Time-bound Compliance Requirement:
The Corporate Debtor is required to obtain all necessary statutory and regulatory approvals under applicable laws within a period of one year from the date of approval of the resolution plan by the Adjudicating Authority, or within such extended period as may be prescribed under the relevant law, whichever is later. This ensures compliance with sector-specific legal requirements while providing a reasonable timeline for implementation.
Mandatory CCI Approval for Combinations:
The proviso to Section 31(4) of the IBC stipulates that if a resolution plan involves a “combination”—such as a merger or acquisition—as defined under Section 5 of the Competition Act, 2002, the resolution applicant is required to obtain prior approval from the Competition Commission of India (CCI). Crucially, this approval must be obtained before the resolution plan is approved by the CoC. This provision ensures that any anti-competitive effects arising from the proposed transaction are examined at the pre-approval stage, preserving market integrity and compliance with competition law.
Conclusion: Section 31 serves as the legal cornerstone for the approval and enforcement of a resolution plan under the Insolvency and Bankruptcy Code. It ensures that once a resolution plan is approved by the Adjudicating Authority (NCLT), it becomes binding on all stakeholders, including the corporate debtor, creditors, employees, and government authorities.
Other compliances regarding approval of Resolution Plan.
Pursuant to Notification G.S.R. 675(E) dated 24.07.2018, the Central Government amended Rule 19A of the Securities Contracts (Regulation) Rules, 1957, to provide that where the public shareholding in a listed company falls below 25% as a result of the implementation of a resolution plan approved under Section 31 of the Insolvency and Bankruptcy Code, 2016, the company shall increase its public shareholding to at least 25% within a maximum period of three years from the date of such fall. Furthermore, where the public shareholding falls below 10%, it must be increased to at least 10% within a maximum period of twelve months from the date of such fall, in the manner specified by SEBI.
Subsequently, Notification G.S.R. 423(E) dated 18.06.2021 further amended Rule 19A to mandate that every listed company shall maintain a minimum public shareholding of at least 5% even after the implementation of a resolution plan approved under Section 31 of the Code.

● Listed records:
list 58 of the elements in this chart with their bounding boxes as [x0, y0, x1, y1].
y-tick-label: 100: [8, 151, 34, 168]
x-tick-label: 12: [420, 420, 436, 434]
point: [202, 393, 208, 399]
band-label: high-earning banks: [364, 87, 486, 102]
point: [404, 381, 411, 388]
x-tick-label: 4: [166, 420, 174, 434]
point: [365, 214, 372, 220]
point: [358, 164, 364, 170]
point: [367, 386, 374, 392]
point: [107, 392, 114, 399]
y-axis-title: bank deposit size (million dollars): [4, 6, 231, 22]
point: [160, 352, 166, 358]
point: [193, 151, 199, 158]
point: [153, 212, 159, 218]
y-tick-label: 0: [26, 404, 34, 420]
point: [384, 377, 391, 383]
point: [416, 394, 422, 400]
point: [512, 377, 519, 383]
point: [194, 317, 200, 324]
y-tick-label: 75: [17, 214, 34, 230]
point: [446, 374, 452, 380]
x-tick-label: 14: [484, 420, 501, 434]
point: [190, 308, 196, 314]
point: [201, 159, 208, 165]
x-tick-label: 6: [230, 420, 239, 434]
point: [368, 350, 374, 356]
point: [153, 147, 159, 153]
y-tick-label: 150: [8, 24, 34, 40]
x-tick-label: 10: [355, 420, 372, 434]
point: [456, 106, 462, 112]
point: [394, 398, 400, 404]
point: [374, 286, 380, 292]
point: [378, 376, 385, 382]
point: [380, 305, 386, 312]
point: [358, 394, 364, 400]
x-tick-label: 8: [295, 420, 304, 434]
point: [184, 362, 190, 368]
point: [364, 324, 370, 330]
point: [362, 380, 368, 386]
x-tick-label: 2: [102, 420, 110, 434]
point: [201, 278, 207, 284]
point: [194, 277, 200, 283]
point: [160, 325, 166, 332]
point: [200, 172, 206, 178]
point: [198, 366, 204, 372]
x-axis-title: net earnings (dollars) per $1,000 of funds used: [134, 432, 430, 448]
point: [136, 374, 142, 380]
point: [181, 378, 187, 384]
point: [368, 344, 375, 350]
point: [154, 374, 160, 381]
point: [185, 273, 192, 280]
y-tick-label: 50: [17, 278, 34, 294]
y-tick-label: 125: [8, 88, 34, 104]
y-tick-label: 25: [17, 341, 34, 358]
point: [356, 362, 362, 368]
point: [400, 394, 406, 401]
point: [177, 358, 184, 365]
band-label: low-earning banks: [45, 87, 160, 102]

● To be done:
#1 Name every party that the excerpt on resolution plan approval under the Insolvency and Bankruptcy Code says an approved resolution plan becomes binding on.
#2 Proceed with the excerpt on resolution plan approval under the Insolvency and Bankruptcy Code, starting after its last sentence.

● Solved problems:
#1 The corporate debtor, creditors, employees, and government authorities.

#2
Clarification regarding Approval of Resolution Plans under Sections 30 and 31 – General Circular No. IBC/01/2017 dated 25.10.2017:
The Insolvency and Bankruptcy Board of India (IBBI) issued a general clarification vide Circular No. GC-IBC/01/2017 dated 25.10.2017 addressing the process of approval of resolution plans under Sections 30 and 31 of the IBC. The clarification was sought in view of the requirement under section 30(2)(e) of the Code for the resolution professional to confirm that each resolution plan received by him does not contravene any of the provisions of the law for the time being in force.
The matter has been examined in the Ministry in the light of provisions of sections 30 and 31 of the Code which provide a detailed procedure from the time of receipt of resolution plan by the resolution professional to its approval by the Adjudicating Authority and there is no requirement for obtaining approval of shareholders/members of the corporate debtor during this process.
Furthermore, it is also clarified that the approval of shareholders/members of the corporate debtor/company for a particular action required in the resolution plan for its implementation, which would have been required under the Companies Act, 2013 or any other law if the resolution plan of the company was not being considered under the Code, is deemed to have been given on its approval by the Adjudicating Authority.
It is to be noted that an Explanation to clause (b) of sub-section (2) of Section 30 was inserted by the Insolvency and Bankruptcy Code (Second Amendment) Act, 2018 (Act No. 26 of 2018), dated 17.08.2018, and came into effect from 06.06.2018. The inserted Explanation provides as follows:
“Explanation: For the purpose of clause (e), if any approval of shareholders is required under the Companies Act, 2013 (18 of 2013) or any other law for the time being in force for the implementation of actions under the resolution plan, such approval shall be deemed to have been given and it shall not be a contravention of that Act or law.”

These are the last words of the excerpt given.